__INSTRUCTIONS FOR THE TASK__: Without the pictures, can you quote each line below exactly?

***** MATERIAL FOR THIS EXERCISE

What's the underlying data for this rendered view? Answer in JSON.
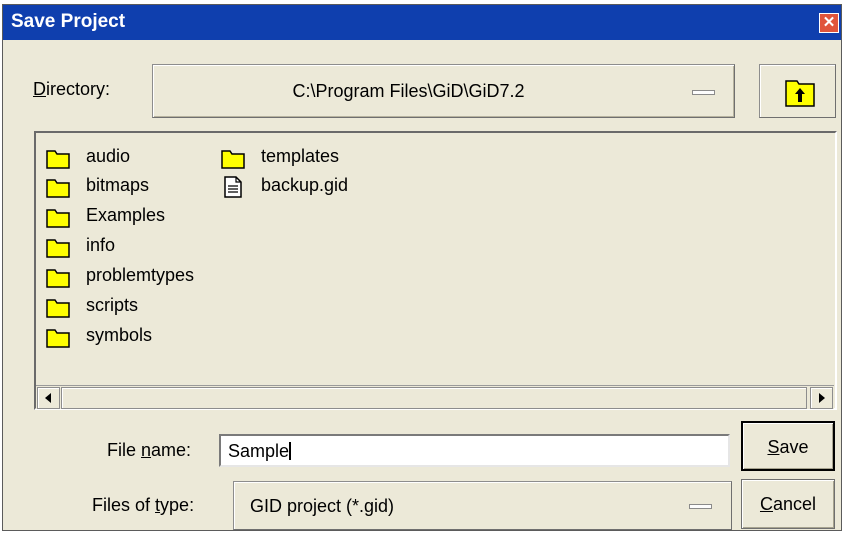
{
  "window": {
    "title": "Save Project"
  },
  "directory": {
    "label": "Directory:",
    "value": "C:\\Program Files\\GiD\\GiD7.2"
  },
  "files": [
    {
      "name": "audio",
      "type": "folder"
    },
    {
      "name": "bitmaps",
      "type": "folder"
    },
    {
      "name": "Examples",
      "type": "folder"
    },
    {
      "name": "info",
      "type": "folder"
    },
    {
      "name": "problemtypes",
      "type": "folder"
    },
    {
      "name": "scripts",
      "type": "folder"
    },
    {
      "name": "symbols",
      "type": "folder"
    },
    {
      "name": "templates",
      "type": "folder"
    },
    {
      "name": "backup.gid",
      "type": "file"
    }
  ],
  "file_name": {
    "label": "File name:",
    "value": "Sample"
  },
  "file_type": {
    "label": "Files of type:",
    "value": "GID project (*.gid)"
  },
  "buttons": {
    "save": "Save",
    "cancel": "Cancel"
  },
  "colors": {
    "titlebar": "#0f3fae",
    "window": "#ece9d8",
    "folder": "#ffff00"
  }
}
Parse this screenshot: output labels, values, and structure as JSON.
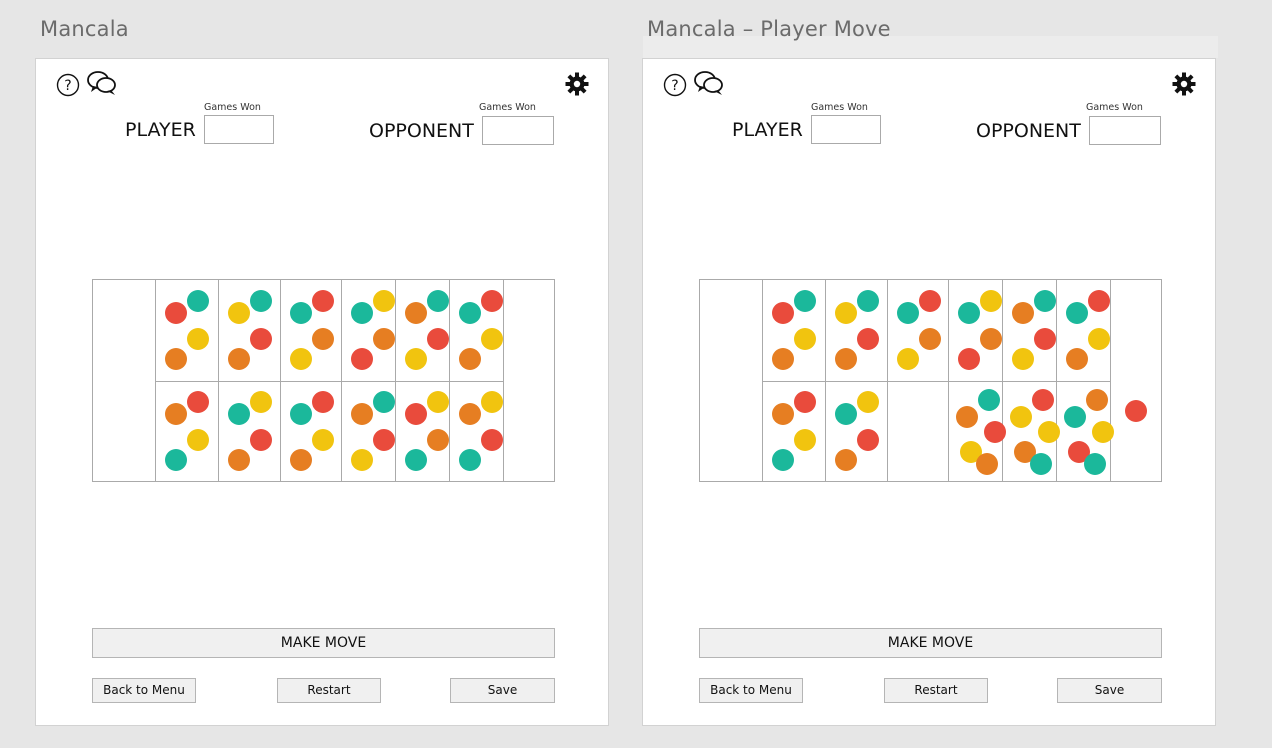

**********

__ANSWER TO THE TASK__:
What's the underlying data for this rendered view? Answer in JSON.
{
  "window": {
    "title": "Save Project"
  },
  "directory": {
    "label": "Directory:",
    "value": "C:\\Program Files\\GiD\\GiD7.2"
  },
  "files": [
    {
      "name": "audio",
      "type": "folder"
    },
    {
      "name": "bitmaps",
      "type": "folder"
    },
    {
      "name": "Examples",
      "type": "folder"
    },
    {
      "name": "info",
      "type": "folder"
    },
    {
      "name": "problemtypes",
      "type": "folder"
    },
    {
      "name": "scripts",
      "type": "folder"
    },
    {
      "name": "symbols",
      "type": "folder"
    },
    {
      "name": "templates",
      "type": "folder"
    },
    {
      "name": "backup.gid",
      "type": "file"
    }
  ],
  "file_name": {
    "label": "File name:",
    "value": "Sample"
  },
  "file_type": {
    "label": "Files of type:",
    "value": "GID project (*.gid)"
  },
  "buttons": {
    "save": "Save",
    "cancel": "Cancel"
  },
  "colors": {
    "titlebar": "#0f3fae",
    "window": "#ece9d8",
    "folder": "#ffff00"
  }
}
Parse this screenshot: output labels, values, and structure as JSON.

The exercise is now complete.